┌──

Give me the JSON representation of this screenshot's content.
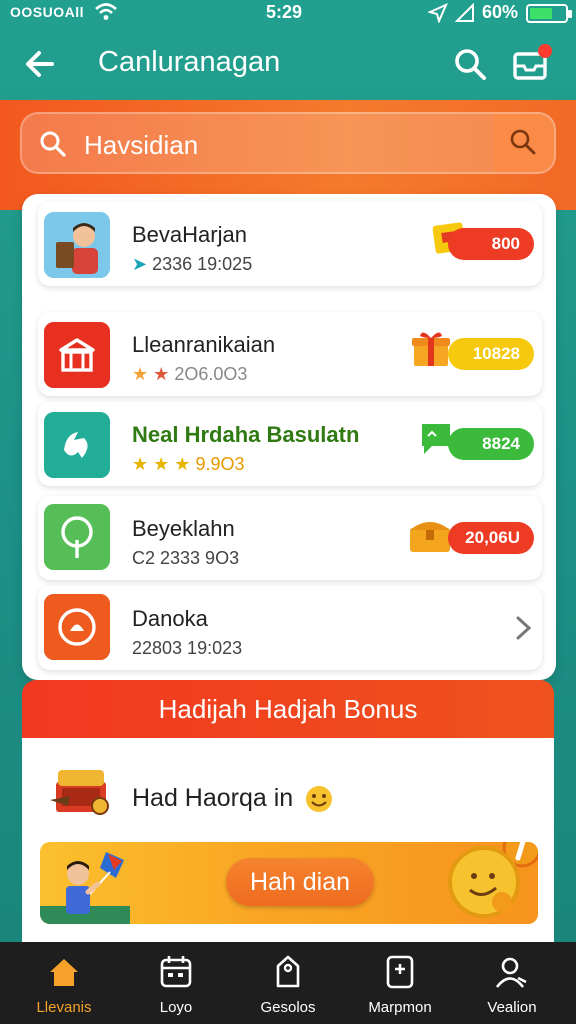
{
  "status_bar": {
    "carrier": "OOSUOAll",
    "time": "5:29",
    "battery_percent": "60%",
    "battery_level": 0.6
  },
  "app_bar": {
    "title": "Canluranagan",
    "back_icon": "arrow-left-icon",
    "search_icon": "search-icon",
    "inbox_icon": "inbox-icon"
  },
  "search": {
    "value": "Havsidian"
  },
  "list": {
    "items": [
      {
        "name": "BevaHarjan",
        "meta": "2336 19:025",
        "reward": "800",
        "icon": "reading-boy-avatar",
        "reward_color": "#ee3b24"
      },
      {
        "name": "Lleanranikaian",
        "meta": "2O6.0O3",
        "reward": "10828",
        "icon": "shop-icon",
        "reward_color": "#f6c90e"
      },
      {
        "name": "Neal Hrdaha Basulatn",
        "meta": "9.9O3",
        "reward": "8824",
        "icon": "gift-app-icon",
        "reward_color": "#3cba3c"
      },
      {
        "name": "Beyeklahn",
        "meta": "C2 2333 9O3",
        "reward": "20,06U",
        "icon": "tree-icon",
        "reward_color": "#ee3b24"
      },
      {
        "name": "Danoka",
        "meta": "22803 19:023",
        "reward": "",
        "icon": "ring-icon",
        "reward_color": ""
      }
    ]
  },
  "bonus": {
    "header": "Hadijah Hadjah Bonus",
    "headline": "Had Haorqa in",
    "cta": "Hah dian"
  },
  "bottom_nav": {
    "items": [
      {
        "label": "Llevanis",
        "icon": "home-icon",
        "active": true
      },
      {
        "label": "Loyo",
        "icon": "calendar-icon",
        "active": false
      },
      {
        "label": "Gesolos",
        "icon": "tag-icon",
        "active": false
      },
      {
        "label": "Marpmon",
        "icon": "wallet-icon",
        "active": false
      },
      {
        "label": "Vealion",
        "icon": "profile-icon",
        "active": false
      }
    ]
  },
  "colors": {
    "teal": "#1f9c8c",
    "orange": "#f2581e",
    "red": "#ee3b24",
    "yellow": "#f6c90e",
    "green": "#3cba3c",
    "active_nav": "#f6a12a"
  }
}
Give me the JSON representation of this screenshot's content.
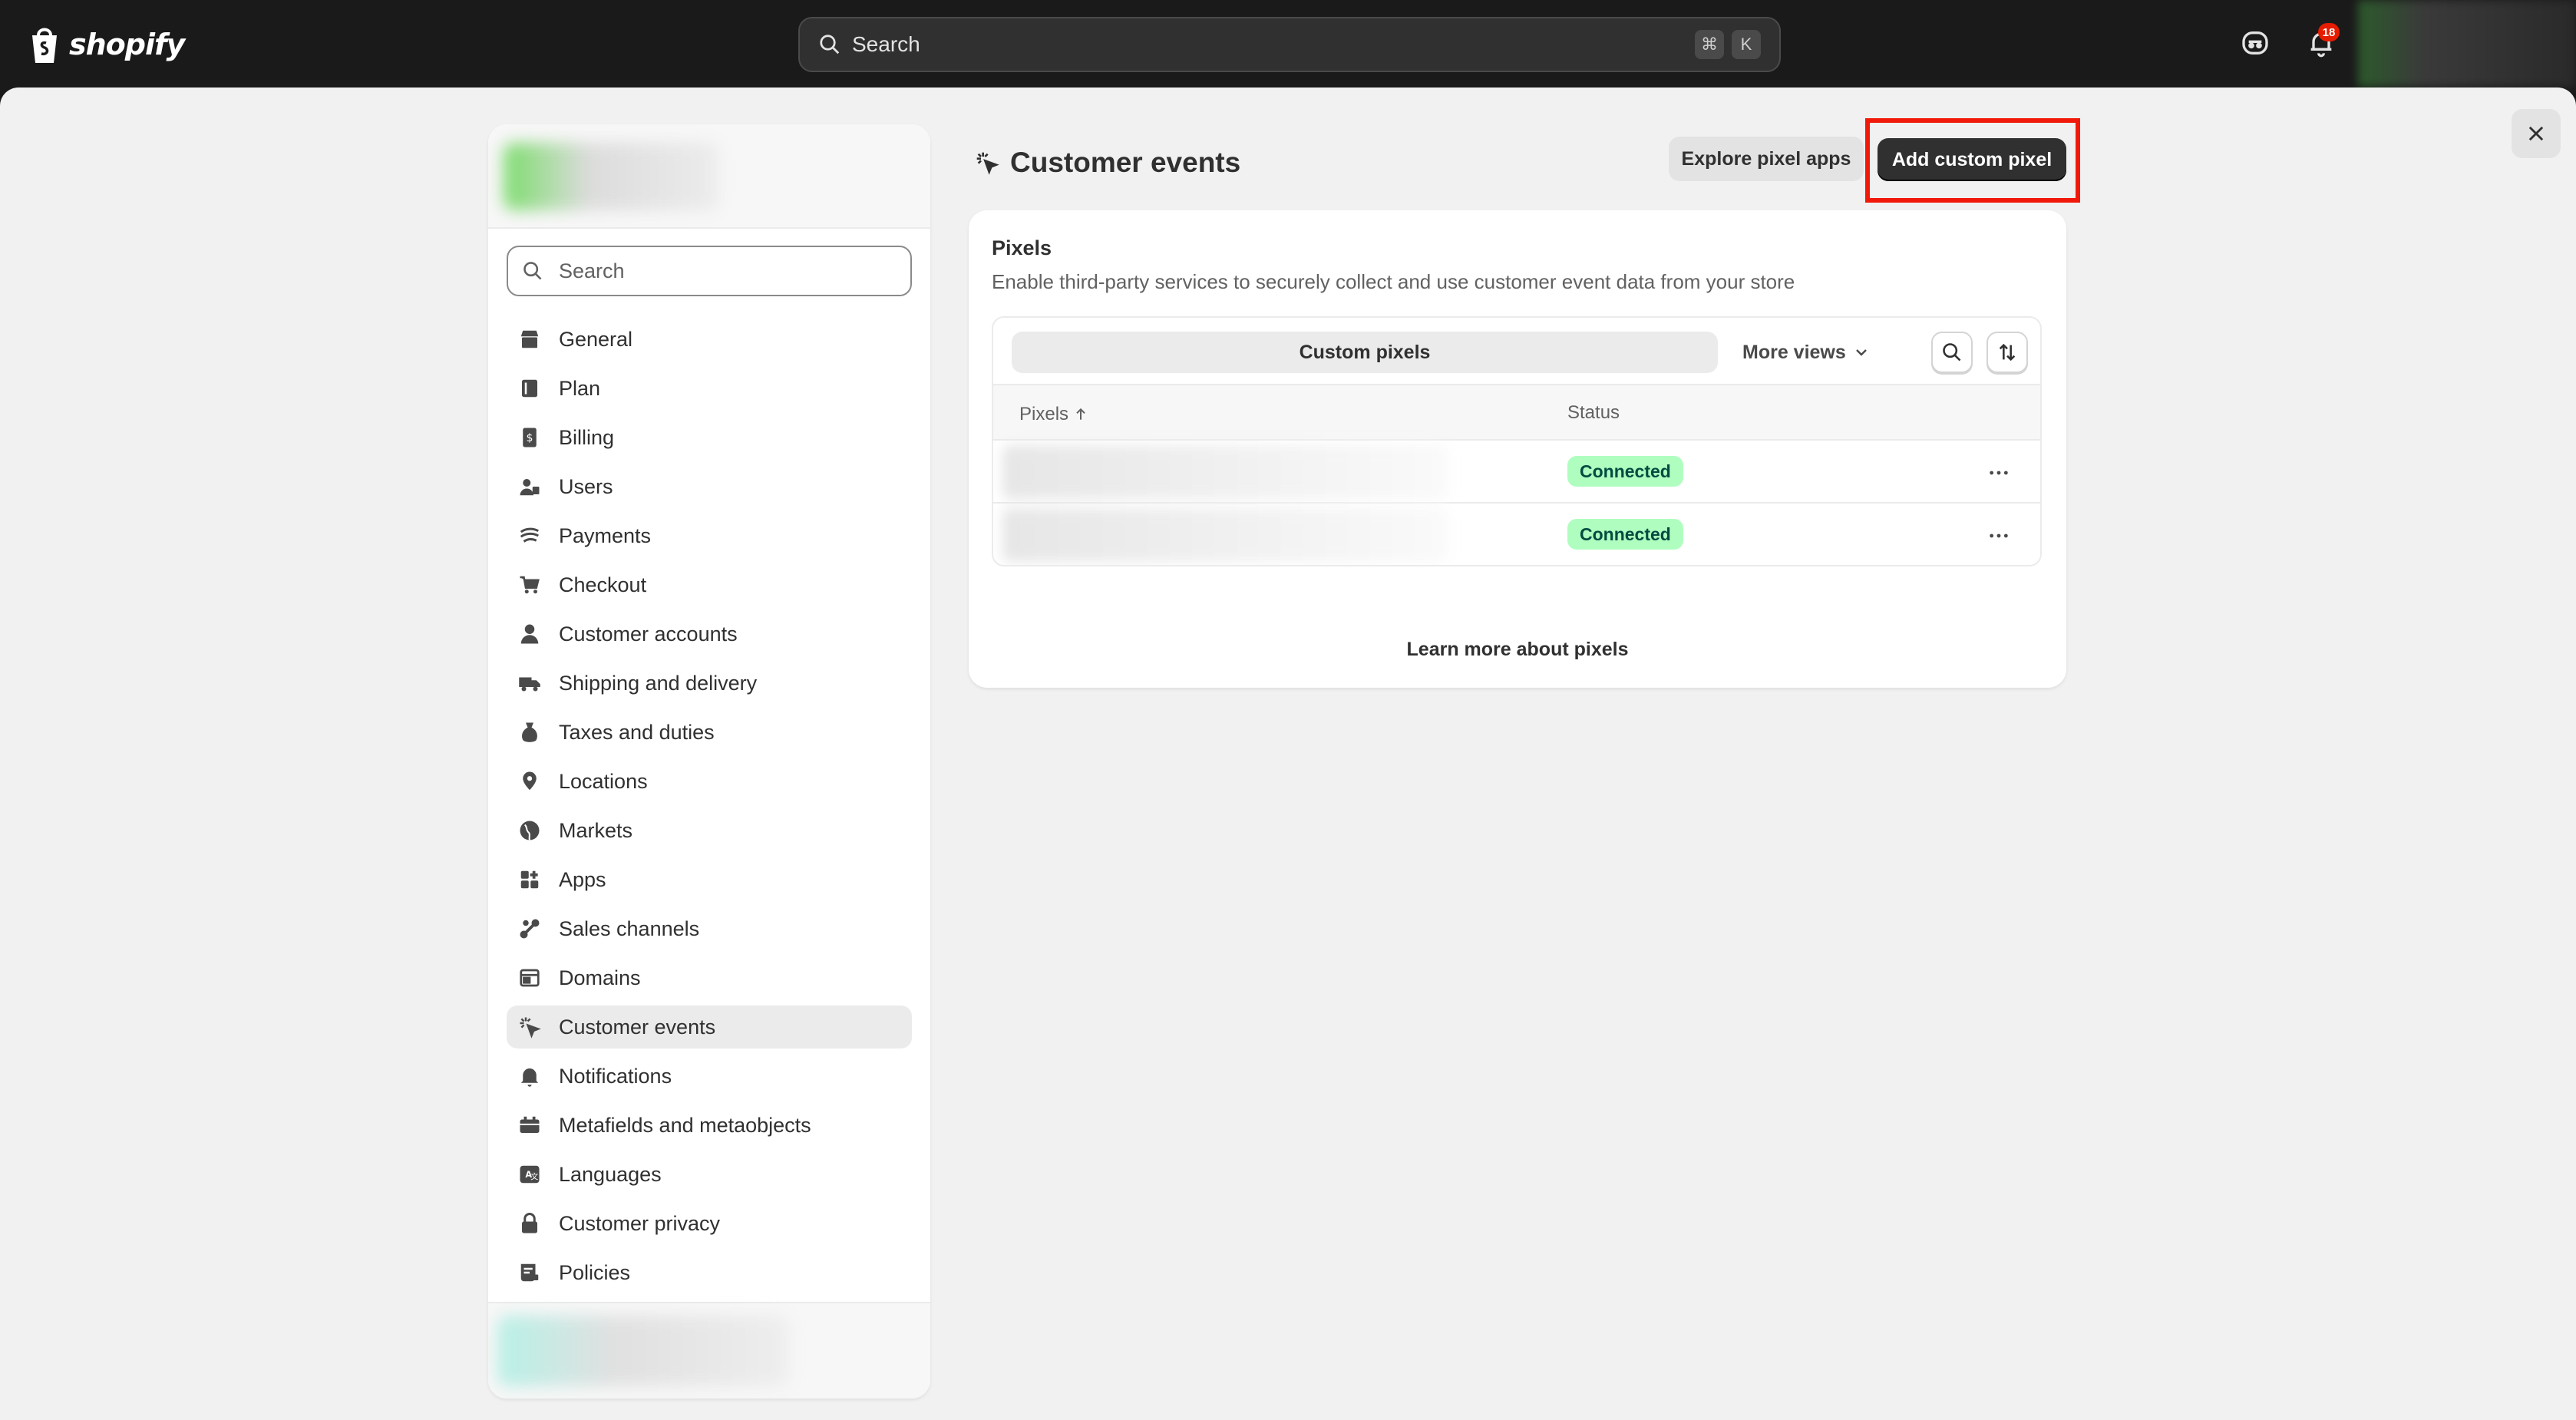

└──

Written exercise
Restate the whole of the material word for word without the pictures.

The output
Give me the JSON representation of this screenshot's content.
{
  "status_bar": {
    "carrier": "OOSUOAll",
    "time": "5:29",
    "battery_percent": "60%",
    "battery_level": 0.6
  },
  "app_bar": {
    "title": "Canluranagan",
    "back_icon": "arrow-left-icon",
    "search_icon": "search-icon",
    "inbox_icon": "inbox-icon"
  },
  "search": {
    "value": "Havsidian"
  },
  "list": {
    "items": [
      {
        "name": "BevaHarjan",
        "meta": "2336 19:025",
        "reward": "800",
        "icon": "reading-boy-avatar",
        "reward_color": "#ee3b24"
      },
      {
        "name": "Lleanranikaian",
        "meta": "2O6.0O3",
        "reward": "10828",
        "icon": "shop-icon",
        "reward_color": "#f6c90e"
      },
      {
        "name": "Neal Hrdaha Basulatn",
        "meta": "9.9O3",
        "reward": "8824",
        "icon": "gift-app-icon",
        "reward_color": "#3cba3c"
      },
      {
        "name": "Beyeklahn",
        "meta": "C2 2333 9O3",
        "reward": "20,06U",
        "icon": "tree-icon",
        "reward_color": "#ee3b24"
      },
      {
        "name": "Danoka",
        "meta": "22803 19:023",
        "reward": "",
        "icon": "ring-icon",
        "reward_color": ""
      }
    ]
  },
  "bonus": {
    "header": "Hadijah Hadjah Bonus",
    "headline": "Had Haorqa in",
    "cta": "Hah dian"
  },
  "bottom_nav": {
    "items": [
      {
        "label": "Llevanis",
        "icon": "home-icon",
        "active": true
      },
      {
        "label": "Loyo",
        "icon": "calendar-icon",
        "active": false
      },
      {
        "label": "Gesolos",
        "icon": "tag-icon",
        "active": false
      },
      {
        "label": "Marpmon",
        "icon": "wallet-icon",
        "active": false
      },
      {
        "label": "Vealion",
        "icon": "profile-icon",
        "active": false
      }
    ]
  },
  "colors": {
    "teal": "#1f9c8c",
    "orange": "#f2581e",
    "red": "#ee3b24",
    "yellow": "#f6c90e",
    "green": "#3cba3c",
    "active_nav": "#f6a12a"
  }
}
Give me the JSON representation of this screenshot's content.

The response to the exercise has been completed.